◆ Dataset records

- - - - - - -

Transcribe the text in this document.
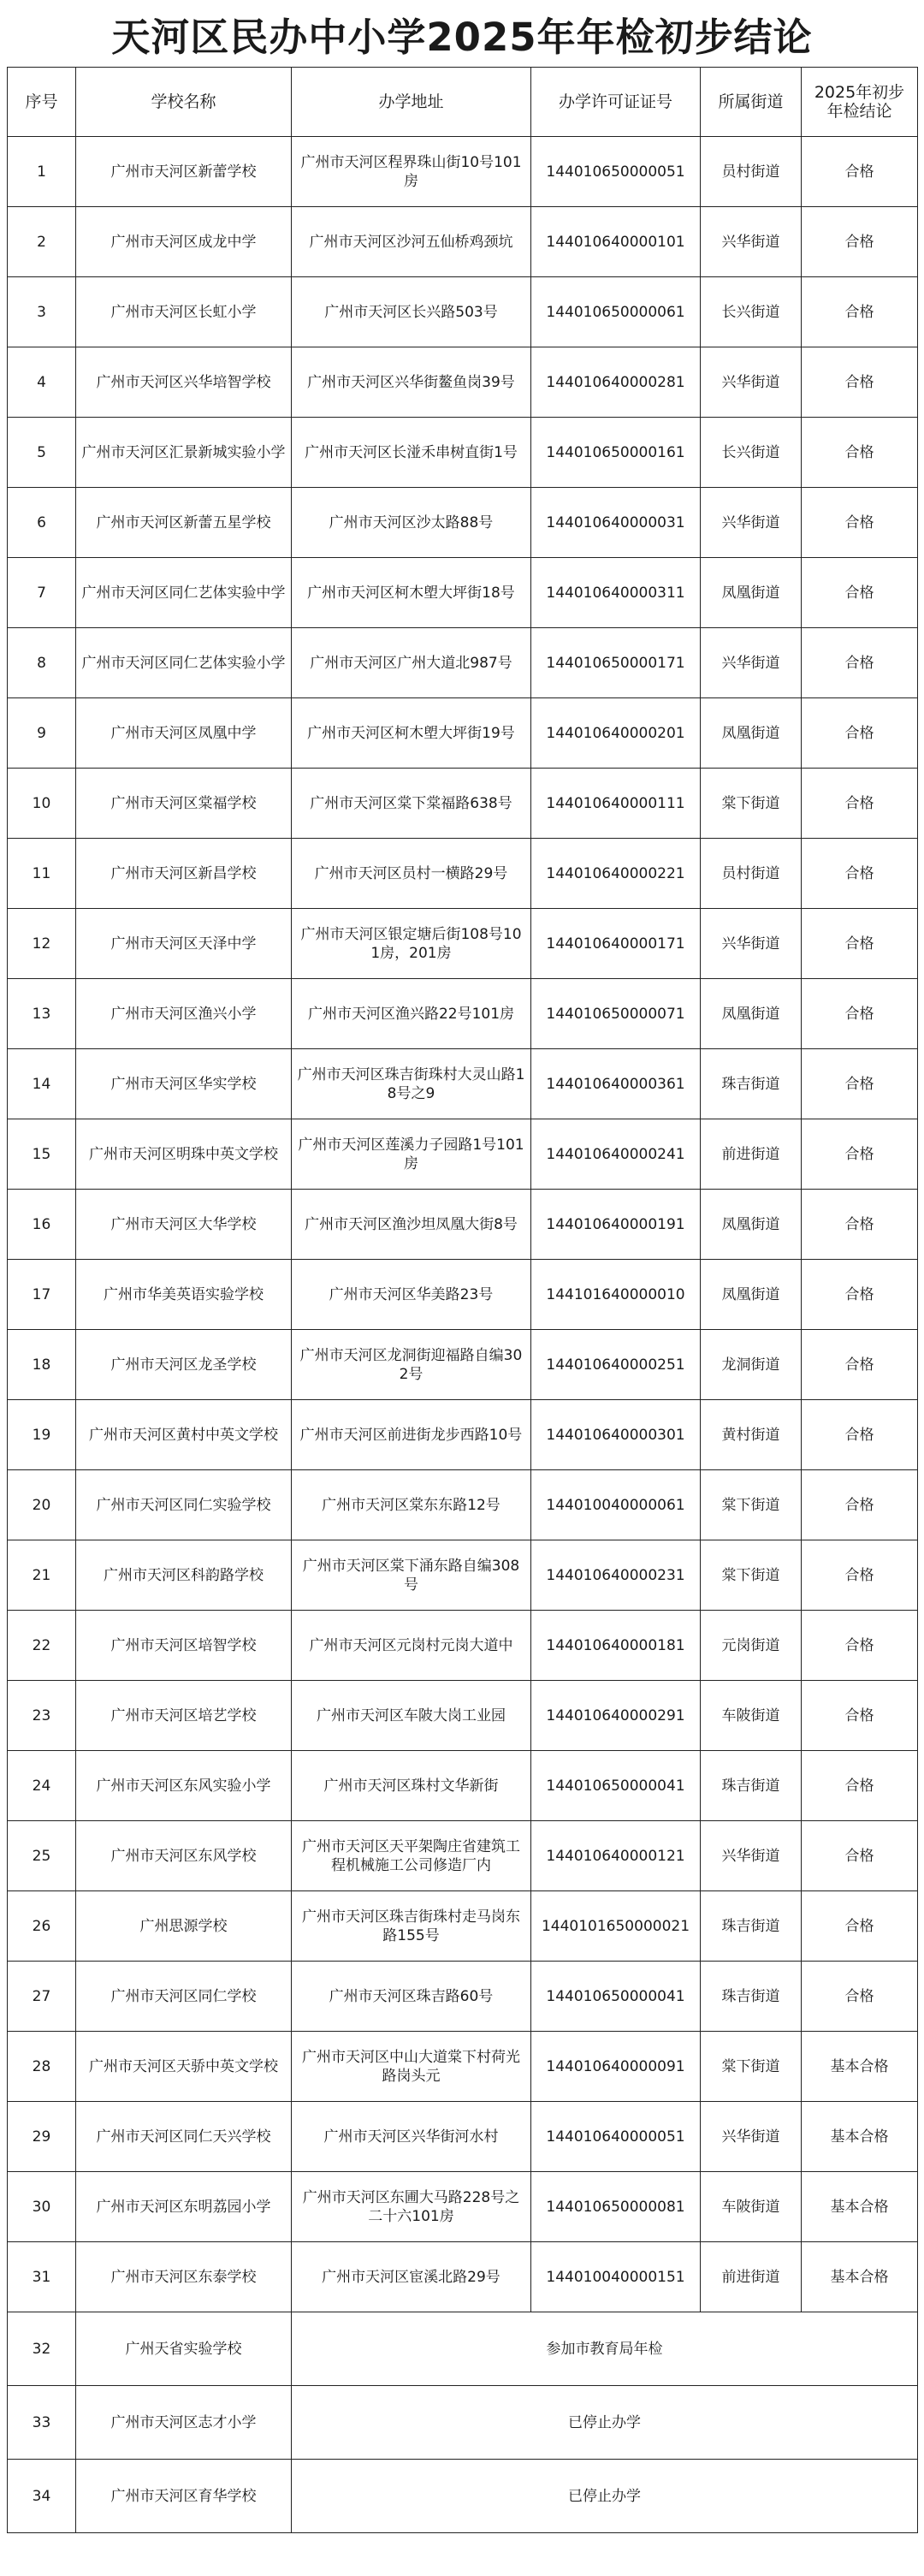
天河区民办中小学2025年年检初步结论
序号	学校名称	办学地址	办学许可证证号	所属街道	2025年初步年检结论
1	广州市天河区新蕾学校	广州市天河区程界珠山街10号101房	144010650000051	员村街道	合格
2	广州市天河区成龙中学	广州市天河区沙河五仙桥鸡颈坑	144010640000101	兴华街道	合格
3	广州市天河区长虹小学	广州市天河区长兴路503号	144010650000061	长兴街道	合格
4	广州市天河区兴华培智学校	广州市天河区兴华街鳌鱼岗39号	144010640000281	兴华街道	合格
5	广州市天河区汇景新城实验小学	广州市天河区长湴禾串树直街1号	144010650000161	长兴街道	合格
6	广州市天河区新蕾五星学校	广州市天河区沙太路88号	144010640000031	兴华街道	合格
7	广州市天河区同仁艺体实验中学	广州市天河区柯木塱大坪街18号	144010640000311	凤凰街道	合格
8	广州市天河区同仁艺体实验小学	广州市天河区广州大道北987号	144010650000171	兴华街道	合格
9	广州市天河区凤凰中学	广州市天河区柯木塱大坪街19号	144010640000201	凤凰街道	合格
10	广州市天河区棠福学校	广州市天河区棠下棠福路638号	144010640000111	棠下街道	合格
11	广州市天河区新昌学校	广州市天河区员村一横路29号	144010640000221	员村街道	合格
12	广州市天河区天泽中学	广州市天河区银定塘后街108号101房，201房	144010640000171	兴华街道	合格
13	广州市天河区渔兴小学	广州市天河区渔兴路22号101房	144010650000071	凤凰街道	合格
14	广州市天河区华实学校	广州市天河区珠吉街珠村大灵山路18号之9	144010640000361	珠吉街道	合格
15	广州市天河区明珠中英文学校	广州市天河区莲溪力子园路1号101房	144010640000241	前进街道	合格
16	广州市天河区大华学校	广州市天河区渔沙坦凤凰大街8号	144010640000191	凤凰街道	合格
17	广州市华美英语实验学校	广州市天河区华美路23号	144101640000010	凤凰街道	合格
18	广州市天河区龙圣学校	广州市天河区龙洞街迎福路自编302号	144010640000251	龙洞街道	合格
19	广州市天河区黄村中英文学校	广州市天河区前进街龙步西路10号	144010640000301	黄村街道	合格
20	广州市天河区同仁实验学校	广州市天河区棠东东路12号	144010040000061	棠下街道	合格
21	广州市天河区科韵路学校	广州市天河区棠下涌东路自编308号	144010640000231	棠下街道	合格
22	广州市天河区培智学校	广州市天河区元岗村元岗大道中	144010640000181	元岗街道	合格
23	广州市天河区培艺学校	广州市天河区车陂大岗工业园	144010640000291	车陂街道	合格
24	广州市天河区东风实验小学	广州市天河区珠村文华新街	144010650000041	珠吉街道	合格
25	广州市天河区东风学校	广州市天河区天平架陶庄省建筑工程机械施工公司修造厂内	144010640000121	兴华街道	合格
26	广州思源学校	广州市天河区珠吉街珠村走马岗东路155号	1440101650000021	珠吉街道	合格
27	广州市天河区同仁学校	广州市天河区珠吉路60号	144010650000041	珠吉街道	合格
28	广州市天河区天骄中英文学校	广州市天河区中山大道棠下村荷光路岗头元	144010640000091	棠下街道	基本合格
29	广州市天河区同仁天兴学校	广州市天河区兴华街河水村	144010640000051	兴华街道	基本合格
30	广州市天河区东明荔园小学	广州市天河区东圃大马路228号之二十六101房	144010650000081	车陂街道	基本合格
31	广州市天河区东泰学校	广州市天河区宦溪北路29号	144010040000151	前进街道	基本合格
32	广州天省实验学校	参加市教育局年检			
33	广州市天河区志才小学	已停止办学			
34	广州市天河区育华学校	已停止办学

- - - - - - -

◆ Exercise description
Return each full line of the entries that contains the word "棠下街道".

◆ Full answer
10	广州市天河区棠福学校	广州市天河区棠下棠福路638号	144010640000111	棠下街道	合格
20	广州市天河区同仁实验学校	广州市天河区棠东东路12号	144010040000061	棠下街道	合格
21	广州市天河区科韵路学校	广州市天河区棠下涌东路自编308号	144010640000231	棠下街道	合格
28	广州市天河区天骄中英文学校	广州市天河区中山大道棠下村荷光路岗头元	144010640000091	棠下街道	基本合格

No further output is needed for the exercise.